Start of SUPPLIED ENTRIES

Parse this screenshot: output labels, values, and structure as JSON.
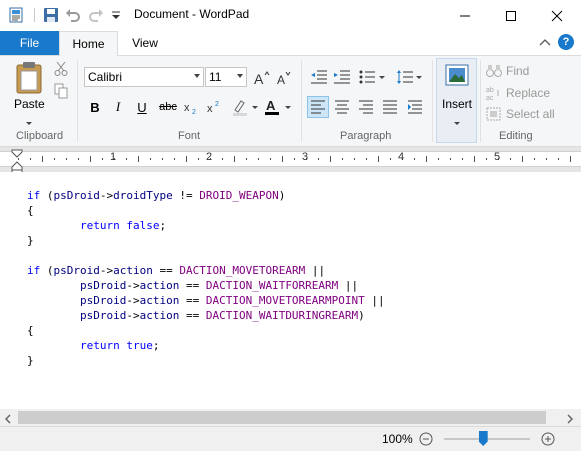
{
  "window": {
    "title": "Document - WordPad"
  },
  "tabs": {
    "file": "File",
    "home": "Home",
    "view": "View"
  },
  "clipboard": {
    "paste": "Paste",
    "label": "Clipboard"
  },
  "font": {
    "family": "Calibri",
    "size": "11",
    "bold": "B",
    "italic": "I",
    "underline": "U",
    "strikethrough": "abc",
    "label": "Font"
  },
  "paragraph": {
    "label": "Paragraph"
  },
  "insert": {
    "label": "Insert"
  },
  "editing": {
    "find": "Find",
    "replace": "Replace",
    "select_all": "Select all",
    "label": "Editing"
  },
  "ruler": {
    "numbers": [
      "1",
      "2",
      "3",
      "4",
      "5"
    ]
  },
  "document": {
    "lines": [
      [
        {
          "t": "if",
          "c": "kw"
        },
        {
          "t": " (",
          "c": "op"
        },
        {
          "t": "psDroid",
          "c": "id"
        },
        {
          "t": "->",
          "c": "op"
        },
        {
          "t": "droidType",
          "c": "id"
        },
        {
          "t": " != ",
          "c": "op"
        },
        {
          "t": "DROID_WEAPON",
          "c": "mac"
        },
        {
          "t": ")",
          "c": "op"
        }
      ],
      [
        {
          "t": "{",
          "c": "op"
        }
      ],
      [
        {
          "t": "        ",
          "c": "op"
        },
        {
          "t": "return",
          "c": "kw"
        },
        {
          "t": " ",
          "c": "op"
        },
        {
          "t": "false",
          "c": "kw"
        },
        {
          "t": ";",
          "c": "op"
        }
      ],
      [
        {
          "t": "}",
          "c": "op"
        }
      ],
      [],
      [
        {
          "t": "if",
          "c": "kw"
        },
        {
          "t": " (",
          "c": "op"
        },
        {
          "t": "psDroid",
          "c": "id"
        },
        {
          "t": "->",
          "c": "op"
        },
        {
          "t": "action",
          "c": "id"
        },
        {
          "t": " == ",
          "c": "op"
        },
        {
          "t": "DACTION_MOVETOREARM",
          "c": "mac"
        },
        {
          "t": " ||",
          "c": "op"
        }
      ],
      [
        {
          "t": "        ",
          "c": "op"
        },
        {
          "t": "psDroid",
          "c": "id"
        },
        {
          "t": "->",
          "c": "op"
        },
        {
          "t": "action",
          "c": "id"
        },
        {
          "t": " == ",
          "c": "op"
        },
        {
          "t": "DACTION_WAITFORREARM",
          "c": "mac"
        },
        {
          "t": " ||",
          "c": "op"
        }
      ],
      [
        {
          "t": "        ",
          "c": "op"
        },
        {
          "t": "psDroid",
          "c": "id"
        },
        {
          "t": "->",
          "c": "op"
        },
        {
          "t": "action",
          "c": "id"
        },
        {
          "t": " == ",
          "c": "op"
        },
        {
          "t": "DACTION_MOVETOREARMPOINT",
          "c": "mac"
        },
        {
          "t": " ||",
          "c": "op"
        }
      ],
      [
        {
          "t": "        ",
          "c": "op"
        },
        {
          "t": "psDroid",
          "c": "id"
        },
        {
          "t": "->",
          "c": "op"
        },
        {
          "t": "action",
          "c": "id"
        },
        {
          "t": " == ",
          "c": "op"
        },
        {
          "t": "DACTION_WAITDURINGREARM",
          "c": "mac"
        },
        {
          "t": ")",
          "c": "op"
        }
      ],
      [
        {
          "t": "{",
          "c": "op"
        }
      ],
      [
        {
          "t": "        ",
          "c": "op"
        },
        {
          "t": "return",
          "c": "kw"
        },
        {
          "t": " ",
          "c": "op"
        },
        {
          "t": "true",
          "c": "kw"
        },
        {
          "t": ";",
          "c": "op"
        }
      ],
      [
        {
          "t": "}",
          "c": "op"
        }
      ]
    ]
  },
  "status": {
    "zoom": "100%",
    "zoom_level": 0.45
  },
  "colors": {
    "accent": "#1979ca",
    "keyword": "#0000ff",
    "identifier": "#000080",
    "macro": "#800080"
  }
}
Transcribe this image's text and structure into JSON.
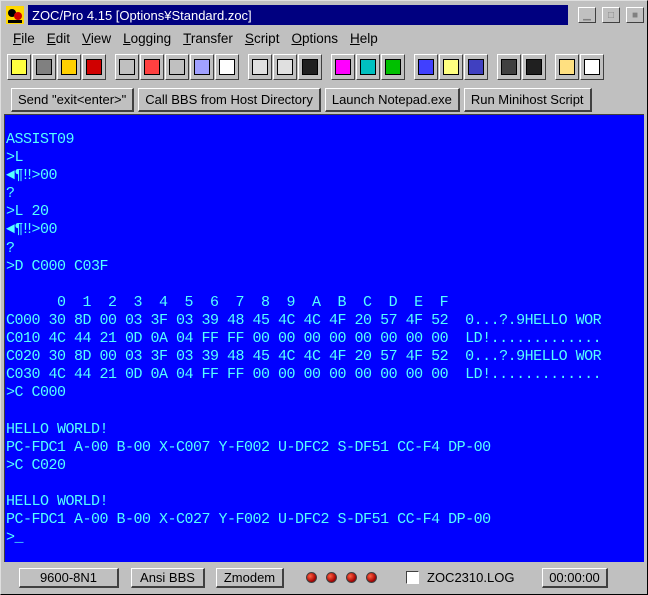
{
  "window": {
    "title": "ZOC/Pro 4.15 [Options¥Standard.zoc]"
  },
  "menu": [
    {
      "label": "File",
      "u": "F",
      "rest": "ile"
    },
    {
      "label": "Edit",
      "u": "E",
      "rest": "dit"
    },
    {
      "label": "View",
      "u": "V",
      "rest": "iew"
    },
    {
      "label": "Logging",
      "u": "L",
      "rest": "ogging"
    },
    {
      "label": "Transfer",
      "u": "T",
      "rest": "ransfer"
    },
    {
      "label": "Script",
      "u": "S",
      "rest": "cript"
    },
    {
      "label": "Options",
      "u": "O",
      "rest": "ptions"
    },
    {
      "label": "Help",
      "u": "H",
      "rest": "elp"
    }
  ],
  "toolbar": {
    "icons": [
      "notepad-icon",
      "address-book-icon",
      "save-session-icon",
      "alert-icon",
      "find-icon",
      "clear-icon",
      "search-icon",
      "print-icon",
      "copy-icon",
      "upload-icon",
      "download-icon",
      "terminal-icon",
      "disk-send-icon",
      "disk-receive-icon",
      "abort-transfer-icon",
      "host-directory-icon",
      "edit-icon",
      "run-icon",
      "printer-icon",
      "terminal-window-icon",
      "edit-script-icon",
      "options-icon"
    ]
  },
  "buttons": [
    "Send \"exit<enter>\"",
    "Call BBS from Host Directory",
    "Launch Notepad.exe",
    "Run Minihost Script"
  ],
  "terminal": {
    "lines": [
      "ASSIST09",
      ">L",
      "◄¶‼>00",
      "?",
      ">L 20",
      "◄¶‼>00",
      "?",
      ">D C000 C03F",
      "",
      "      0  1  2  3  4  5  6  7  8  9  A  B  C  D  E  F",
      "C000 30 8D 00 03 3F 03 39 48 45 4C 4C 4F 20 57 4F 52  0...?.9HELLO WOR",
      "C010 4C 44 21 0D 0A 04 FF FF 00 00 00 00 00 00 00 00  LD!.............",
      "C020 30 8D 00 03 3F 03 39 48 45 4C 4C 4F 20 57 4F 52  0...?.9HELLO WOR",
      "C030 4C 44 21 0D 0A 04 FF FF 00 00 00 00 00 00 00 00  LD!.............",
      ">C C000",
      "",
      "HELLO WORLD!",
      "PC-FDC1 A-00 B-00 X-C007 Y-F002 U-DFC2 S-DF51 CC-F4 DP-00",
      ">C C020",
      "",
      "HELLO WORLD!",
      "PC-FDC1 A-00 B-00 X-C027 Y-F002 U-DFC2 S-DF51 CC-F4 DP-00",
      ">_"
    ],
    "fg_color": "#55ffff",
    "bg_color": "#0000ff"
  },
  "status": {
    "baud": "9600-8N1",
    "emulation": "Ansi BBS",
    "protocol": "Zmodem",
    "log_file": "ZOC2310.LOG",
    "timer": "00:00:00"
  }
}
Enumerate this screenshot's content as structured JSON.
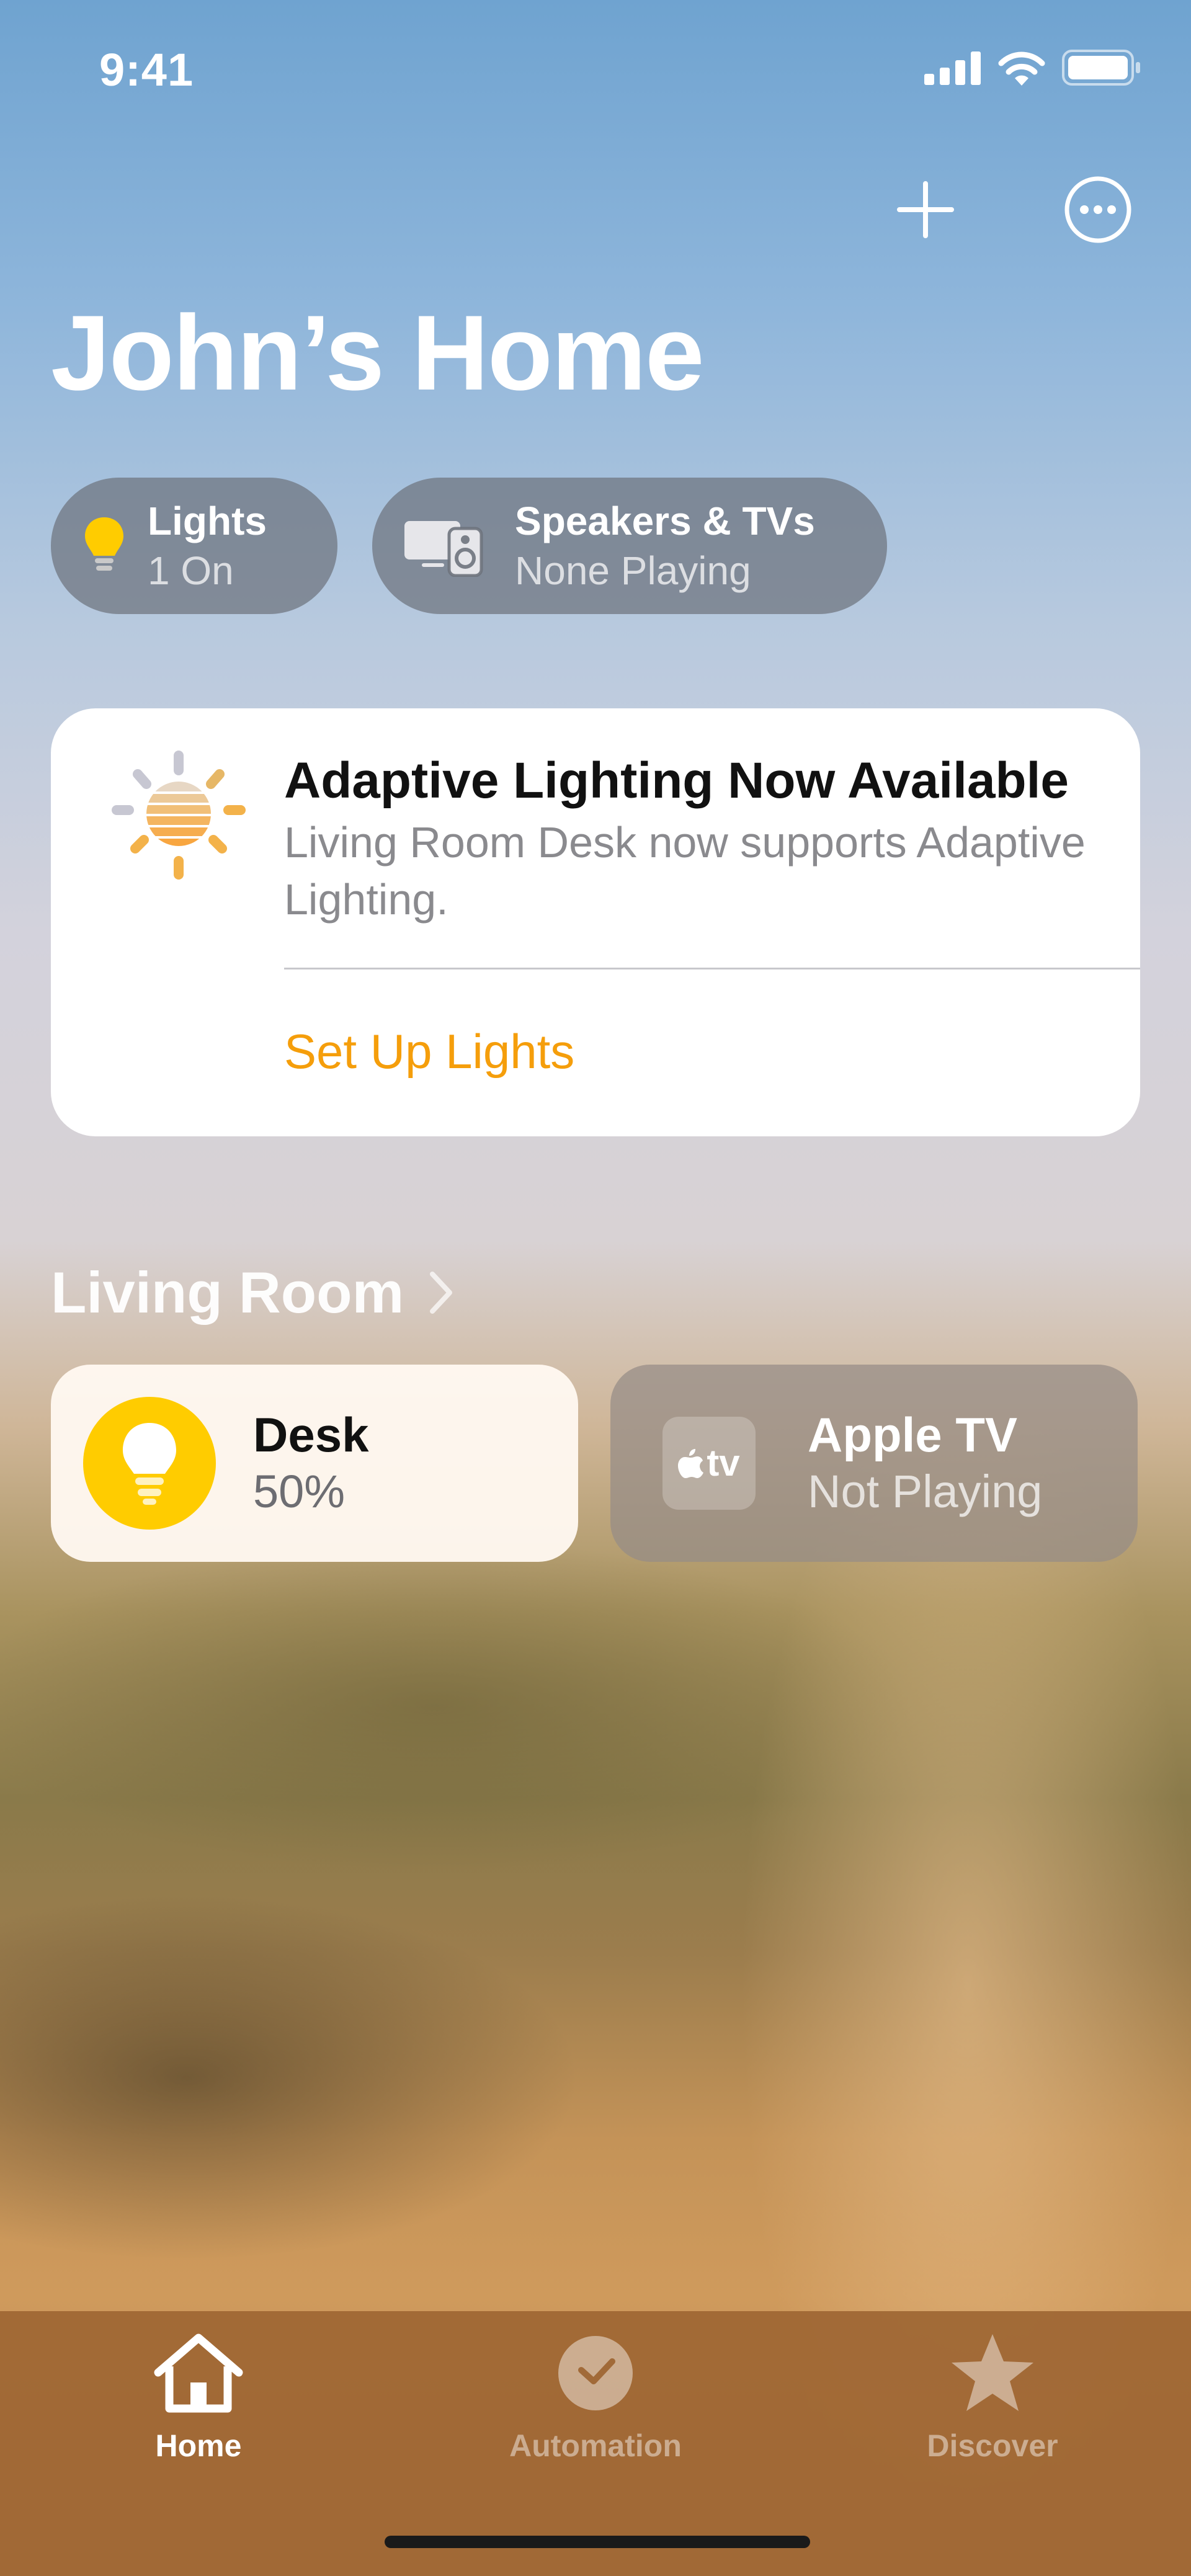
{
  "status_bar": {
    "time": "9:41"
  },
  "header": {
    "title": "John’s Home",
    "add_icon": "plus-icon",
    "more_icon": "ellipsis-circle-icon"
  },
  "chips": [
    {
      "title": "Lights",
      "subtitle": "1 On",
      "icon": "lightbulb-icon"
    },
    {
      "title": "Speakers & TVs",
      "subtitle": "None Playing",
      "icon": "speaker-tv-icon"
    }
  ],
  "card": {
    "title": "Adaptive Lighting Now Available",
    "body": "Living Room Desk now supports Adaptive Lighting.",
    "action": "Set Up Lights",
    "icon": "adaptive-lighting-sun-icon"
  },
  "section": {
    "title": "Living Room"
  },
  "accessories": [
    {
      "name": "Desk",
      "status": "50%",
      "icon": "lightbulb-icon",
      "state": "on"
    },
    {
      "name": "Apple TV",
      "status": "Not Playing",
      "icon": "apple-tv-icon",
      "icon_text": "tv",
      "state": "off"
    }
  ],
  "tabbar": {
    "tabs": [
      {
        "label": "Home",
        "icon": "house-icon",
        "selected": true
      },
      {
        "label": "Automation",
        "icon": "clock-check-icon",
        "selected": false
      },
      {
        "label": "Discover",
        "icon": "star-icon",
        "selected": false
      }
    ]
  },
  "colors": {
    "accent": "#f59e0b",
    "bulb_on": "#ffcc00",
    "tabbar": "#9e6634"
  }
}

End of SUPPLIED ENTRIES

WHAT IS ASKED:
Pictures are not part of the copy; reproduce exactly and only the lines from the line containing "Enumerate this screenshot's" through the end of the listing.

FINAL RESULT:
Enumerate this screenshot's content as structured JSON.
{
  "status_bar": {
    "time": "9:41"
  },
  "header": {
    "title": "John’s Home",
    "add_icon": "plus-icon",
    "more_icon": "ellipsis-circle-icon"
  },
  "chips": [
    {
      "title": "Lights",
      "subtitle": "1 On",
      "icon": "lightbulb-icon"
    },
    {
      "title": "Speakers & TVs",
      "subtitle": "None Playing",
      "icon": "speaker-tv-icon"
    }
  ],
  "card": {
    "title": "Adaptive Lighting Now Available",
    "body": "Living Room Desk now supports Adaptive Lighting.",
    "action": "Set Up Lights",
    "icon": "adaptive-lighting-sun-icon"
  },
  "section": {
    "title": "Living Room"
  },
  "accessories": [
    {
      "name": "Desk",
      "status": "50%",
      "icon": "lightbulb-icon",
      "state": "on"
    },
    {
      "name": "Apple TV",
      "status": "Not Playing",
      "icon": "apple-tv-icon",
      "icon_text": "tv",
      "state": "off"
    }
  ],
  "tabbar": {
    "tabs": [
      {
        "label": "Home",
        "icon": "house-icon",
        "selected": true
      },
      {
        "label": "Automation",
        "icon": "clock-check-icon",
        "selected": false
      },
      {
        "label": "Discover",
        "icon": "star-icon",
        "selected": false
      }
    ]
  },
  "colors": {
    "accent": "#f59e0b",
    "bulb_on": "#ffcc00",
    "tabbar": "#9e6634"
  }
}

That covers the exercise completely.